(Problem details) Copy out all lines that carry the word "строительства".

═════ The records

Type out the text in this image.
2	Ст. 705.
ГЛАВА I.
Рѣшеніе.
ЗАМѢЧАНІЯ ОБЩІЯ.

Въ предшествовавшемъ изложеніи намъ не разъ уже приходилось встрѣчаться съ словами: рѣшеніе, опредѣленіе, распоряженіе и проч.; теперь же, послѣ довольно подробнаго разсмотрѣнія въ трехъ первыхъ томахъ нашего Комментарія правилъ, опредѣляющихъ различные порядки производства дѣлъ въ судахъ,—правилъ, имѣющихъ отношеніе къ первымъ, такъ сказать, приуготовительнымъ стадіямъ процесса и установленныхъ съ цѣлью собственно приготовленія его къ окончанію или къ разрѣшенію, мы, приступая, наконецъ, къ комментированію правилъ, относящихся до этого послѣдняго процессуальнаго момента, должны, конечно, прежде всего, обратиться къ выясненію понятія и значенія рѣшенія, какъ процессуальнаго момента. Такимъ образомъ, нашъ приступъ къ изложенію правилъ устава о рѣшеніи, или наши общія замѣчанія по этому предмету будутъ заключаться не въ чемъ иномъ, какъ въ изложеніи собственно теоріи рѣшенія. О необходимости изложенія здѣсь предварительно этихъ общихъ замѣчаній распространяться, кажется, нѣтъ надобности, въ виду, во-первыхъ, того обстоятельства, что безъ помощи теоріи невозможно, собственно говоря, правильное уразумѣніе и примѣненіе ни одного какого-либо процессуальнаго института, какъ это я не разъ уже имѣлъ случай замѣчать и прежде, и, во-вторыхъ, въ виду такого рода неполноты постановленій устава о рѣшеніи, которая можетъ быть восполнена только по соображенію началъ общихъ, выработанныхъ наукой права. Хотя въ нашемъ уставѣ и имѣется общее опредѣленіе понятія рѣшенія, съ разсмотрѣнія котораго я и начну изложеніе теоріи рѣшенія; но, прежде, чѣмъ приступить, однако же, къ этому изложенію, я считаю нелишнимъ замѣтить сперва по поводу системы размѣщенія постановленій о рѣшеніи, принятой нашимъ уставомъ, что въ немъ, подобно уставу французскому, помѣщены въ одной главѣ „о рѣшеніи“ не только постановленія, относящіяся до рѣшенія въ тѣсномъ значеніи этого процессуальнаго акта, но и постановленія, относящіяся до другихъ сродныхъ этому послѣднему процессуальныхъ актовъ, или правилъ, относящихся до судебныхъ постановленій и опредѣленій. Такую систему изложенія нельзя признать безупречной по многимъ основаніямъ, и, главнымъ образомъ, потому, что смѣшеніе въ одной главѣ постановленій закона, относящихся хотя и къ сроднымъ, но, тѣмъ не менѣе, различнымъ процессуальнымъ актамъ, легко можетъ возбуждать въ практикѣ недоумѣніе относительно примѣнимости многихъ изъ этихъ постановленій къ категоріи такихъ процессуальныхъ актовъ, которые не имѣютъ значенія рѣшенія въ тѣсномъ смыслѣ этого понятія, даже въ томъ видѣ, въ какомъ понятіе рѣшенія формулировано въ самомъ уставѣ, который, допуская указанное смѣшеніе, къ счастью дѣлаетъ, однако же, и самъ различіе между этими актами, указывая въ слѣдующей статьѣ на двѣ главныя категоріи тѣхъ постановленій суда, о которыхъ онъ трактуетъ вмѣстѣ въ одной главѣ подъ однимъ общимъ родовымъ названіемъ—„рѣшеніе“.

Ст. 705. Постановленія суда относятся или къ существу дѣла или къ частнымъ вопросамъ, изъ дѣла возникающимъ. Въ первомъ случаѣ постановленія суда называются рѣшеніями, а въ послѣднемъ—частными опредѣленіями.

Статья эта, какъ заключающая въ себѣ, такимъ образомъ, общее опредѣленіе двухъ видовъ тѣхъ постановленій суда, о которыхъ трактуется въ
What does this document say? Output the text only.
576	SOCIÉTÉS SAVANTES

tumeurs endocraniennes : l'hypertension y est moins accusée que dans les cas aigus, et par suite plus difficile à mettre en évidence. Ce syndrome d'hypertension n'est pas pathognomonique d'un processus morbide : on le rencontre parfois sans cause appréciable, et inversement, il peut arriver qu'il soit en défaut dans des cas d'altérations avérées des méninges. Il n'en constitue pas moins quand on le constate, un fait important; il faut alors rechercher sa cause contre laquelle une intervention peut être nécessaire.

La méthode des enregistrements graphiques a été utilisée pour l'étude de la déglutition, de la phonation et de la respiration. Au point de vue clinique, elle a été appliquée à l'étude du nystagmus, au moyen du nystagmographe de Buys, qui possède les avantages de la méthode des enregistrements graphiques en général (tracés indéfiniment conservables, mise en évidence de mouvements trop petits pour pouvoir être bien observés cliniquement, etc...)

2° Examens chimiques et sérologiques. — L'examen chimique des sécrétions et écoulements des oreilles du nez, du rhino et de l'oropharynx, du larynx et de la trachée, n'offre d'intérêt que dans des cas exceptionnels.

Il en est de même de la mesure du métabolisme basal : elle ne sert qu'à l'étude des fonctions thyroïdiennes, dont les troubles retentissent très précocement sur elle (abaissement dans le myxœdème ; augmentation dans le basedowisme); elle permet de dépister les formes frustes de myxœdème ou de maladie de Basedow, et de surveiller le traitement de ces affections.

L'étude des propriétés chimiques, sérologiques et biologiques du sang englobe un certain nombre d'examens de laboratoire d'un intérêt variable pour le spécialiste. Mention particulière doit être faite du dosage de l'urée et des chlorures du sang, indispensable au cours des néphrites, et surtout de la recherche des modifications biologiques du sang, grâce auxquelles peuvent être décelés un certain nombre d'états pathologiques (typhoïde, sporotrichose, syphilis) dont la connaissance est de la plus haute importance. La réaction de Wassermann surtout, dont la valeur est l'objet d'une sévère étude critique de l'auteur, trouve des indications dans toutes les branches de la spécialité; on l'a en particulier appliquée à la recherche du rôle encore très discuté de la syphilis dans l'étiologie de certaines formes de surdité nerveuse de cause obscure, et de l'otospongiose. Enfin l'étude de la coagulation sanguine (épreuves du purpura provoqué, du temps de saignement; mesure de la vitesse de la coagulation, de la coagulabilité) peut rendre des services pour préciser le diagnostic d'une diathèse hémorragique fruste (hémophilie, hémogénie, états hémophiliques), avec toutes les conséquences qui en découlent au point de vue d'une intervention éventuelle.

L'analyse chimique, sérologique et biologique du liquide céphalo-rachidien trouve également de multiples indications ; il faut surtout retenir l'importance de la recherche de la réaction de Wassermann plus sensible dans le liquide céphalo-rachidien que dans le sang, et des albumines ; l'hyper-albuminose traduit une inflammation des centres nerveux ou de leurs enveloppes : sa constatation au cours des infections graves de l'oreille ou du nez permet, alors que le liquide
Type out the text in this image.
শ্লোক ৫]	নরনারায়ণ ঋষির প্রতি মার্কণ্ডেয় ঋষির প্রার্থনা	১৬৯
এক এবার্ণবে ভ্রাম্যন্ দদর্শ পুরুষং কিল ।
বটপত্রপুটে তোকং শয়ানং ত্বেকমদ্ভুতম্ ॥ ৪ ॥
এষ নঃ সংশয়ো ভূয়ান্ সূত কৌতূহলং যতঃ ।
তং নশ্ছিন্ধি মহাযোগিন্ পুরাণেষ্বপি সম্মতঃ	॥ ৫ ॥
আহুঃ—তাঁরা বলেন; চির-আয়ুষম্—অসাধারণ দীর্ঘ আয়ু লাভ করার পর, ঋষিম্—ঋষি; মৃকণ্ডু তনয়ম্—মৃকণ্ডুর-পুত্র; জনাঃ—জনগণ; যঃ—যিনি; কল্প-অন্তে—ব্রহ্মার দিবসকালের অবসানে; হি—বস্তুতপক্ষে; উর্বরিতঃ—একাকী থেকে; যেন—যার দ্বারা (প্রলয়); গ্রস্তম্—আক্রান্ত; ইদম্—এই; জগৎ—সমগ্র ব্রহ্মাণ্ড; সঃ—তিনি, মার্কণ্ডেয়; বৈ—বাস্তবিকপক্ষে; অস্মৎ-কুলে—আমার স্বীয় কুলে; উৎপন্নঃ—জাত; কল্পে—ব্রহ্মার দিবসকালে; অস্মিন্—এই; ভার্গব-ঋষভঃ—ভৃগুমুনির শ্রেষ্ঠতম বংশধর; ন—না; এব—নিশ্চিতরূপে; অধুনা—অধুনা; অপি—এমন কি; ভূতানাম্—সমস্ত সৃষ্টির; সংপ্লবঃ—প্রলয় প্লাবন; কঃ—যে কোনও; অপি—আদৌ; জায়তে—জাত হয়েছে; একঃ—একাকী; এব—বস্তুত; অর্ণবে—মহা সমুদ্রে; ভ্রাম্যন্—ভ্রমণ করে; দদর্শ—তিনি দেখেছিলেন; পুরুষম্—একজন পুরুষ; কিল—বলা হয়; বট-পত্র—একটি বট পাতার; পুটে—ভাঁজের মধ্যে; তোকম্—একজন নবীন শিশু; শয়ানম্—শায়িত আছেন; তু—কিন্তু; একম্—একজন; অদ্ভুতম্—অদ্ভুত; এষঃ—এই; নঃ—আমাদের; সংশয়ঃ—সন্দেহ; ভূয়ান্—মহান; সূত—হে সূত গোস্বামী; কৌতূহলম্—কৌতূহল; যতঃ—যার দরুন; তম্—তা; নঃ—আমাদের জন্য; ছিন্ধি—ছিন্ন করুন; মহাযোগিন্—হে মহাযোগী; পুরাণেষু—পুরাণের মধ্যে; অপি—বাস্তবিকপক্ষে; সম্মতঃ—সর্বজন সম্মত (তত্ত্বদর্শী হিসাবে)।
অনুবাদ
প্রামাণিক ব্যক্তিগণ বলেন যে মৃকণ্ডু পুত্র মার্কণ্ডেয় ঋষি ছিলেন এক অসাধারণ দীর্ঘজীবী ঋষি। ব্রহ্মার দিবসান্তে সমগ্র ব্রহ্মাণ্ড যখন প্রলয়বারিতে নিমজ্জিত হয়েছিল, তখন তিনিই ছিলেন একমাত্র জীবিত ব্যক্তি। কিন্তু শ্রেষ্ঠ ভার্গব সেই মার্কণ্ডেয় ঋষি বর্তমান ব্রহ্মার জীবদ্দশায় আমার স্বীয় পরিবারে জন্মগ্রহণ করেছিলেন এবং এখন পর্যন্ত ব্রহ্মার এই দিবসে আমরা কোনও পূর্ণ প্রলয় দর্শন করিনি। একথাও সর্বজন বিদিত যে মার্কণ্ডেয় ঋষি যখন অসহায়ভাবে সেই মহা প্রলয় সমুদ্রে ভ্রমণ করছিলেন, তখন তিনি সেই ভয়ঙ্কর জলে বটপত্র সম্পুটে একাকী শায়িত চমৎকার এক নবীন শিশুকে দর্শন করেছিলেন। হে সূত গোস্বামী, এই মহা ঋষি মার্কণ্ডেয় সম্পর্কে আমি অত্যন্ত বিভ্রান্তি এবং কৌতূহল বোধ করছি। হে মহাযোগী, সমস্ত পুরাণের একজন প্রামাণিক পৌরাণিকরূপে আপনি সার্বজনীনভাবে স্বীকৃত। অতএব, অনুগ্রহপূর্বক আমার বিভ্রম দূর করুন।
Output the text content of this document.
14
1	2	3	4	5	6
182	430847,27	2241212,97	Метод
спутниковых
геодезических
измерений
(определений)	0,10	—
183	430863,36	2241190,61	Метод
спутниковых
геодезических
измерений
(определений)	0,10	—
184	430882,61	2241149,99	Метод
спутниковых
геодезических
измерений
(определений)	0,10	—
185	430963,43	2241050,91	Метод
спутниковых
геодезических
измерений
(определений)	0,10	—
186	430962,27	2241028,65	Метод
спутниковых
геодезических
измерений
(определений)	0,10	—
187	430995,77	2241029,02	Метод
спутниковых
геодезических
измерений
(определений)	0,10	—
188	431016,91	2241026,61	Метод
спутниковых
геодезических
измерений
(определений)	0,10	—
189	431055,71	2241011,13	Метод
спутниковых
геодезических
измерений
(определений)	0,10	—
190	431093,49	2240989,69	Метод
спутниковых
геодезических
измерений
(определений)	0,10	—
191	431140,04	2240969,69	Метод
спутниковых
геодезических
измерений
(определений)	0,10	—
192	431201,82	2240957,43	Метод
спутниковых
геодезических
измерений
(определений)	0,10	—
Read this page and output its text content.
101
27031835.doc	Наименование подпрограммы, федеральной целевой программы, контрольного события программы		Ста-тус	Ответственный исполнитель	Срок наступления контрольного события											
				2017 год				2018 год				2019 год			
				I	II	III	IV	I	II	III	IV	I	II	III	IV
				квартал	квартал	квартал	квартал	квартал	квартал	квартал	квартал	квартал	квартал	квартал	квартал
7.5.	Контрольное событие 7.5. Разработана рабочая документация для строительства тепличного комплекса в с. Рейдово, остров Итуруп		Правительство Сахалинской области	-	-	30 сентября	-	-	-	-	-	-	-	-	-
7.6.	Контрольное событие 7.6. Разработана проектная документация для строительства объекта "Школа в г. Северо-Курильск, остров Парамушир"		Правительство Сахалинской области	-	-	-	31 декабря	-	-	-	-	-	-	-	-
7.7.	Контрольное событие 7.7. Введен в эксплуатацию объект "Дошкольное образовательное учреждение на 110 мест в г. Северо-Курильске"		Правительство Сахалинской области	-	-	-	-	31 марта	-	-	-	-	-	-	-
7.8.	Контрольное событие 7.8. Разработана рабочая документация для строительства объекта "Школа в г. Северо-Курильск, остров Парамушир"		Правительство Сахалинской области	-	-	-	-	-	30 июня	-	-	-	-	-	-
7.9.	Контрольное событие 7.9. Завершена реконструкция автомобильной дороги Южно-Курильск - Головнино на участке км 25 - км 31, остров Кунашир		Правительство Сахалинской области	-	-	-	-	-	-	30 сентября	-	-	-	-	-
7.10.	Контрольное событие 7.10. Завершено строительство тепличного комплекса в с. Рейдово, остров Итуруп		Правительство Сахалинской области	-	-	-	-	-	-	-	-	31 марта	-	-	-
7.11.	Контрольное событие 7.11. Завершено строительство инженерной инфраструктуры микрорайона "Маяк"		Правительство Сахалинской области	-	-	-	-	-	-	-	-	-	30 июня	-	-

══════════

(Written response)
7.5.	Контрольное событие 7.5. Разработана рабочая документация для строительства тепличного комплекса в с. Рейдово, остров Итуруп		Правительство Сахалинской области	-	-	30 сентября	-	-	-	-	-	-	-	-	-
7.6.	Контрольное событие 7.6. Разработана проектная документация для строительства объекта "Школа в г. Северо-Курильск, остров Парамушир"		Правительство Сахалинской области	-	-	-	31 декабря	-	-	-	-	-	-	-	-
7.8.	Контрольное событие 7.8. Разработана рабочая документация для строительства объекта "Школа в г. Северо-Курильск, остров Парамушир"		Правительство Сахалинской области	-	-	-	-	-	30 июня	-	-	-	-	-	-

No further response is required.